Extracted data entries ::
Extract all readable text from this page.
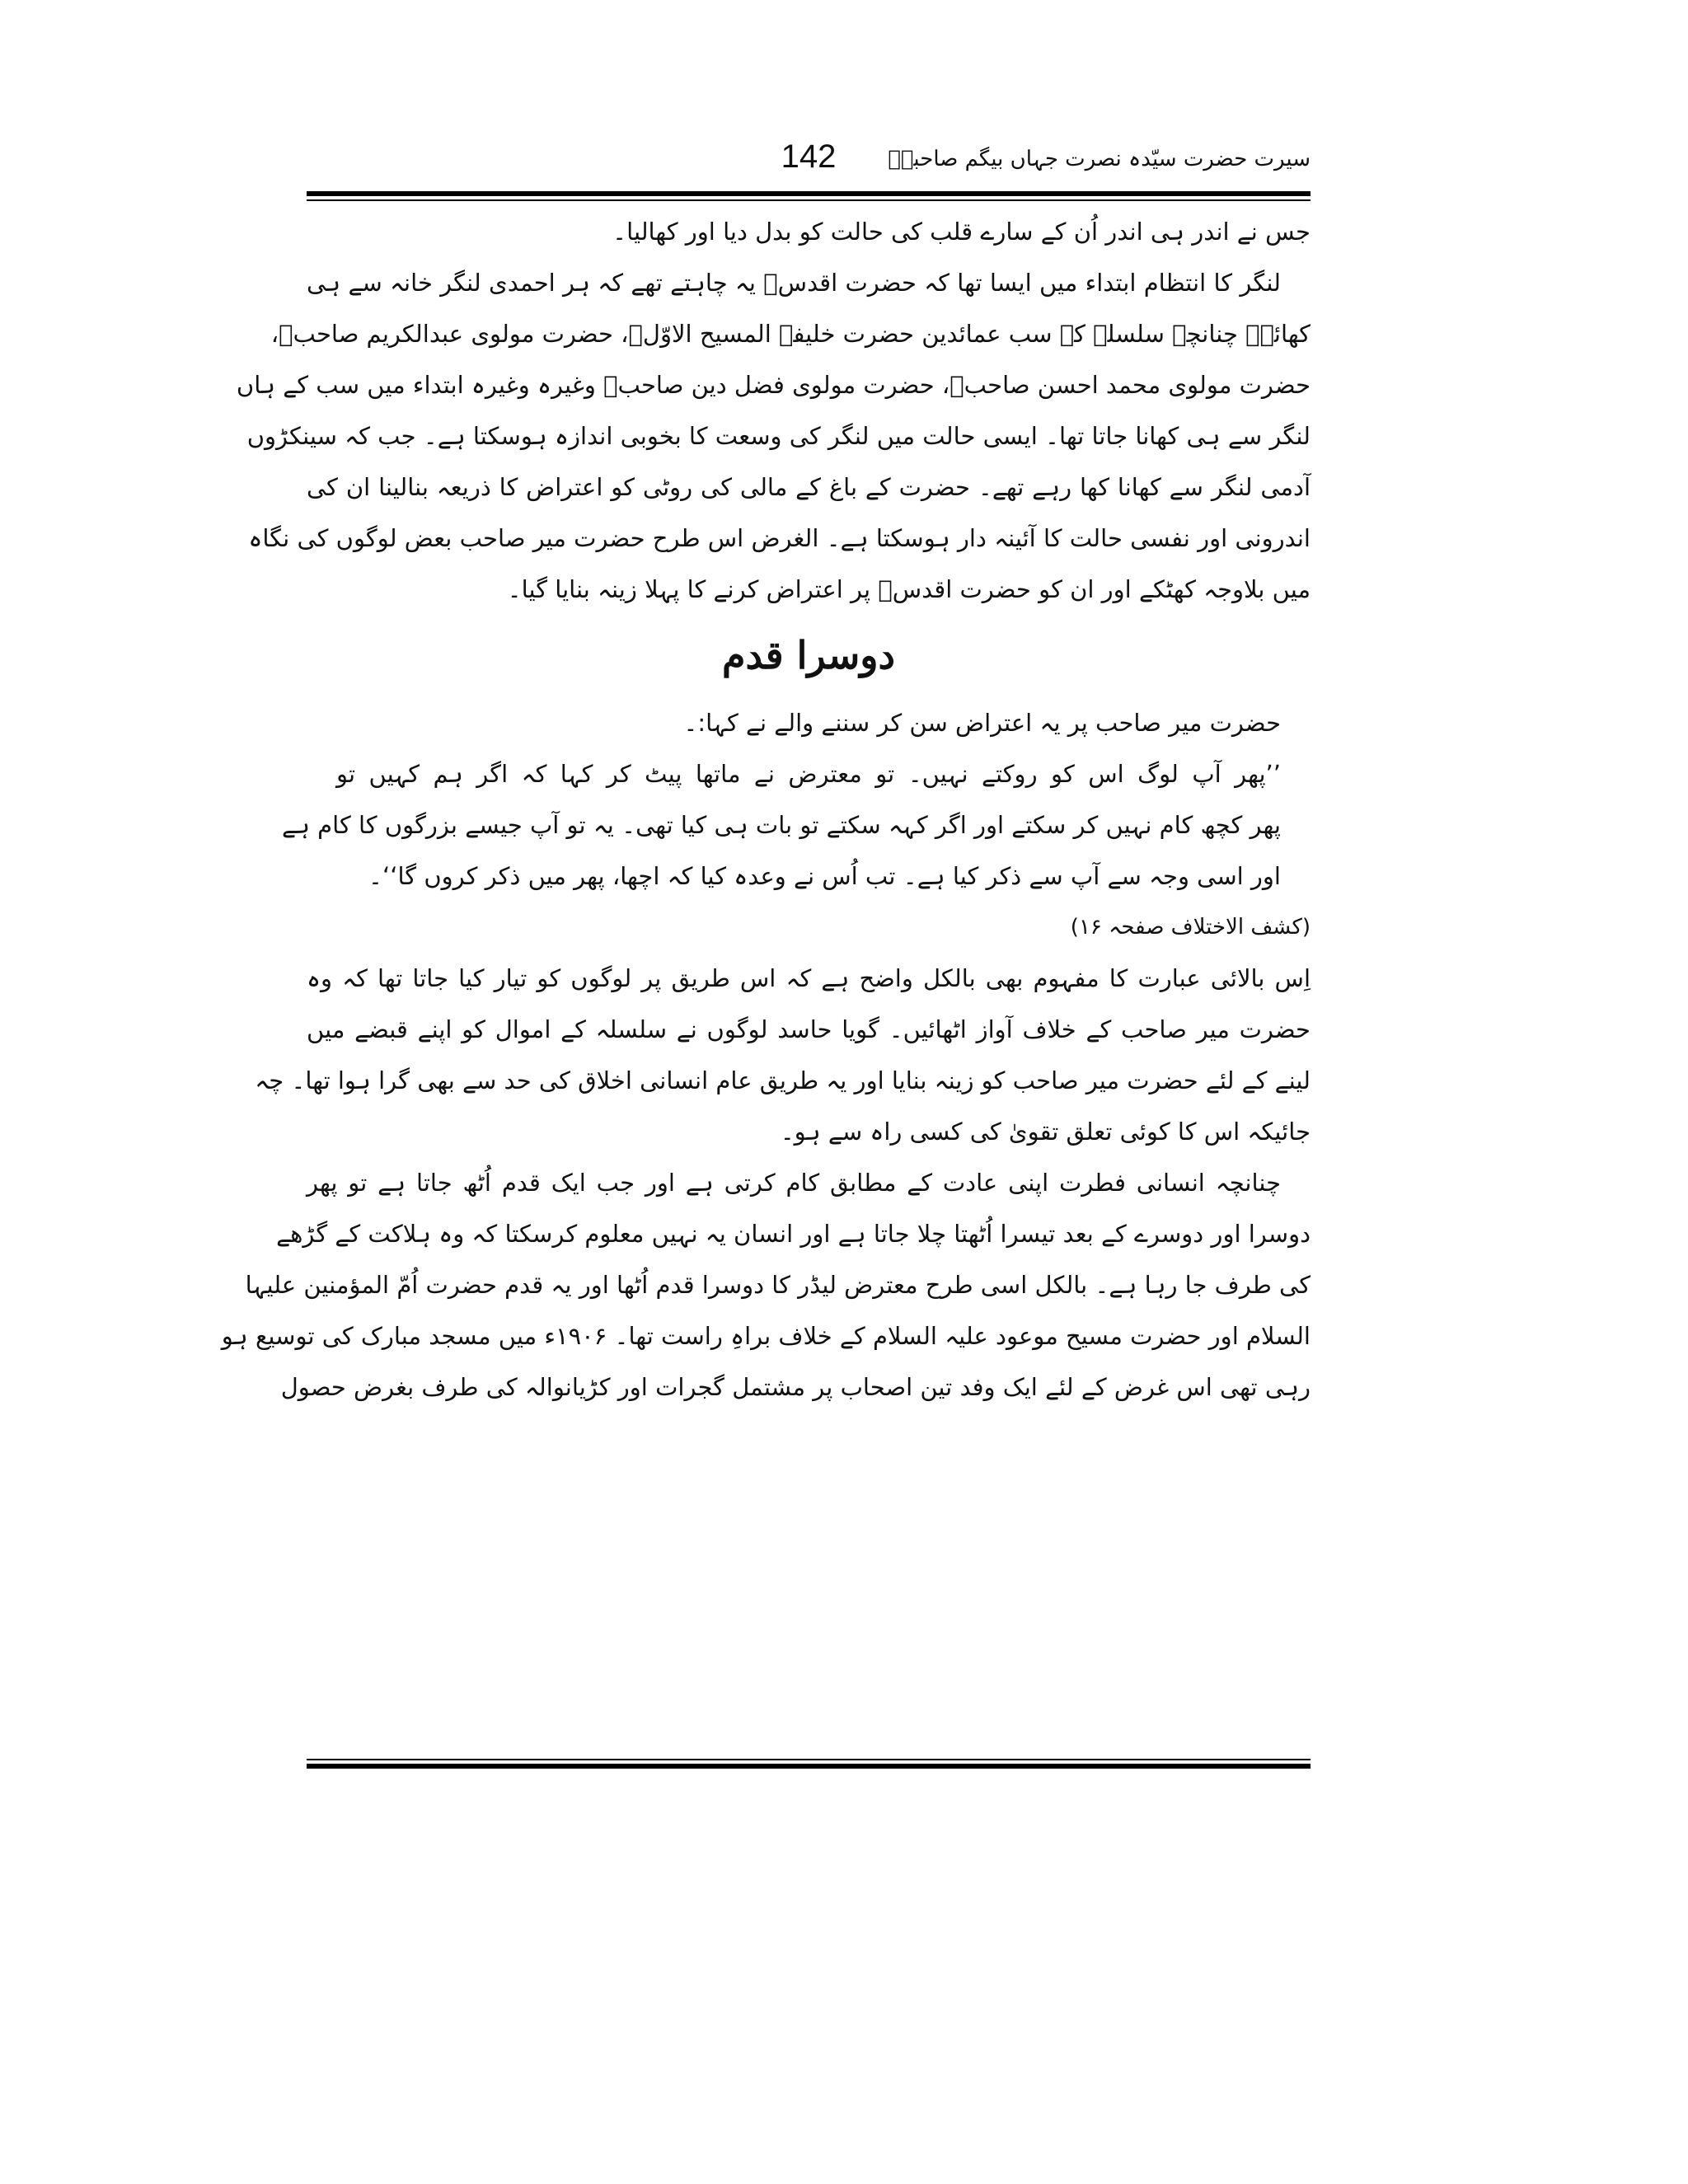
سیرت حضرت سیّدہ نصرت جہاں بیگم صاحبہؓ
142
جس نے اندر ہی اندر اُن کے سارے قلب کی حالت کو بدل دیا اور کھالیا۔
لنگر کا انتظام ابتداء میں ایسا تھا کہ حضرت اقدسؑ یہ چاہتے تھے کہ ہر احمدی لنگر خانہ سے ہی
کھائے۔ چنانچہ سلسلہ کے سب عمائدین حضرت خلیفۃ المسیح الاوّلؓ، حضرت مولوی عبدالکریم صاحبؓ،
حضرت مولوی محمد احسن صاحبؓ، حضرت مولوی فضل دین صاحبؓ وغیرہ وغیرہ ابتداء میں سب کے ہاں
لنگر سے ہی کھانا جاتا تھا۔ ایسی حالت میں لنگر کی وسعت کا بخوبی اندازہ ہوسکتا ہے۔ جب کہ سینکڑوں
آدمی لنگر سے کھانا کھا رہے تھے۔ حضرت کے باغ کے مالی کی روٹی کو اعتراض کا ذریعہ بنالینا ان کی
اندرونی اور نفسی حالت کا آئینہ دار ہوسکتا ہے۔ الغرض اس طرح حضرت میر صاحب بعض لوگوں کی نگاہ
میں بلاوجہ کھٹکے اور ان کو حضرت اقدسؑ پر اعتراض کرنے کا پہلا زینہ بنایا گیا۔
دوسرا قدم
حضرت میر صاحب پر یہ اعتراض سن کر سننے والے نے کہا:۔
’’پھر آپ لوگ اس کو روکتے نہیں۔ تو معترض نے ماتھا پیٹ کر کہا کہ اگر ہم کہیں تو
پھر کچھ کام نہیں کر سکتے اور اگر کہہ سکتے تو بات ہی کیا تھی۔ یہ تو آپ جیسے بزرگوں کا کام ہے
اور اسی وجہ سے آپ سے ذکر کیا ہے۔ تب اُس نے وعدہ کیا کہ اچھا، پھر میں ذکر کروں گا‘‘۔
(کشف الاختلاف صفحہ ۱۶)
اِس بالائی عبارت کا مفہوم بھی بالکل واضح ہے کہ اس طریق پر لوگوں کو تیار کیا جاتا تھا کہ وہ
حضرت میر صاحب کے خلاف آواز اٹھائیں۔ گویا حاسد لوگوں نے سلسلہ کے اموال کو اپنے قبضے میں
لینے کے لئے حضرت میر صاحب کو زینہ بنایا اور یہ طریق عام انسانی اخلاق کی حد سے بھی گرا ہوا تھا۔ چہ
جائیکہ اس کا کوئی تعلق تقویٰ کی کسی راہ سے ہو۔
چنانچہ انسانی فطرت اپنی عادت کے مطابق کام کرتی ہے اور جب ایک قدم اُٹھ جاتا ہے تو پھر
دوسرا اور دوسرے کے بعد تیسرا اُٹھتا چلا جاتا ہے اور انسان یہ نہیں معلوم کرسکتا کہ وہ ہلاکت کے گڑھے
کی طرف جا رہا ہے۔ بالکل اسی طرح معترض لیڈر کا دوسرا قدم اُٹھا اور یہ قدم حضرت اُمّ المؤمنین علیہا
السلام اور حضرت مسیح موعود علیہ السلام کے خلاف براہِ راست تھا۔ ۱۹۰۶ء میں مسجد مبارک کی توسیع ہو
رہی تھی اس غرض کے لئے ایک وفد تین اصحاب پر مشتمل گجرات اور کڑیانوالہ کی طرف بغرض حصول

GIVEN PROBLEM :: Pictures stay out; reproduce every line of the records exactly.

FINISHED TASK ::
Extract all readable text from this page.
سیرت حضرت سیّدہ نصرت جہاں بیگم صاحبہؓ
142
جس نے اندر ہی اندر اُن کے سارے قلب کی حالت کو بدل دیا اور کھالیا۔
لنگر کا انتظام ابتداء میں ایسا تھا کہ حضرت اقدسؑ یہ چاہتے تھے کہ ہر احمدی لنگر خانہ سے ہی
کھائے۔ چنانچہ سلسلہ کے سب عمائدین حضرت خلیفۃ المسیح الاوّلؓ، حضرت مولوی عبدالکریم صاحبؓ،
حضرت مولوی محمد احسن صاحبؓ، حضرت مولوی فضل دین صاحبؓ وغیرہ وغیرہ ابتداء میں سب کے ہاں
لنگر سے ہی کھانا جاتا تھا۔ ایسی حالت میں لنگر کی وسعت کا بخوبی اندازہ ہوسکتا ہے۔ جب کہ سینکڑوں
آدمی لنگر سے کھانا کھا رہے تھے۔ حضرت کے باغ کے مالی کی روٹی کو اعتراض کا ذریعہ بنالینا ان کی
اندرونی اور نفسی حالت کا آئینہ دار ہوسکتا ہے۔ الغرض اس طرح حضرت میر صاحب بعض لوگوں کی نگاہ
میں بلاوجہ کھٹکے اور ان کو حضرت اقدسؑ پر اعتراض کرنے کا پہلا زینہ بنایا گیا۔
دوسرا قدم
حضرت میر صاحب پر یہ اعتراض سن کر سننے والے نے کہا:۔
’’پھر آپ لوگ اس کو روکتے نہیں۔ تو معترض نے ماتھا پیٹ کر کہا کہ اگر ہم کہیں تو
پھر کچھ کام نہیں کر سکتے اور اگر کہہ سکتے تو بات ہی کیا تھی۔ یہ تو آپ جیسے بزرگوں کا کام ہے
اور اسی وجہ سے آپ سے ذکر کیا ہے۔ تب اُس نے وعدہ کیا کہ اچھا، پھر میں ذکر کروں گا‘‘۔
(کشف الاختلاف صفحہ ۱۶)
اِس بالائی عبارت کا مفہوم بھی بالکل واضح ہے کہ اس طریق پر لوگوں کو تیار کیا جاتا تھا کہ وہ
حضرت میر صاحب کے خلاف آواز اٹھائیں۔ گویا حاسد لوگوں نے سلسلہ کے اموال کو اپنے قبضے میں
لینے کے لئے حضرت میر صاحب کو زینہ بنایا اور یہ طریق عام انسانی اخلاق کی حد سے بھی گرا ہوا تھا۔ چہ
جائیکہ اس کا کوئی تعلق تقویٰ کی کسی راہ سے ہو۔
چنانچہ انسانی فطرت اپنی عادت کے مطابق کام کرتی ہے اور جب ایک قدم اُٹھ جاتا ہے تو پھر
دوسرا اور دوسرے کے بعد تیسرا اُٹھتا چلا جاتا ہے اور انسان یہ نہیں معلوم کرسکتا کہ وہ ہلاکت کے گڑھے
کی طرف جا رہا ہے۔ بالکل اسی طرح معترض لیڈر کا دوسرا قدم اُٹھا اور یہ قدم حضرت اُمّ المؤمنین علیہا
السلام اور حضرت مسیح موعود علیہ السلام کے خلاف براہِ راست تھا۔ ۱۹۰۶ء میں مسجد مبارک کی توسیع ہو
رہی تھی اس غرض کے لئے ایک وفد تین اصحاب پر مشتمل گجرات اور کڑیانوالہ کی طرف بغرض حصول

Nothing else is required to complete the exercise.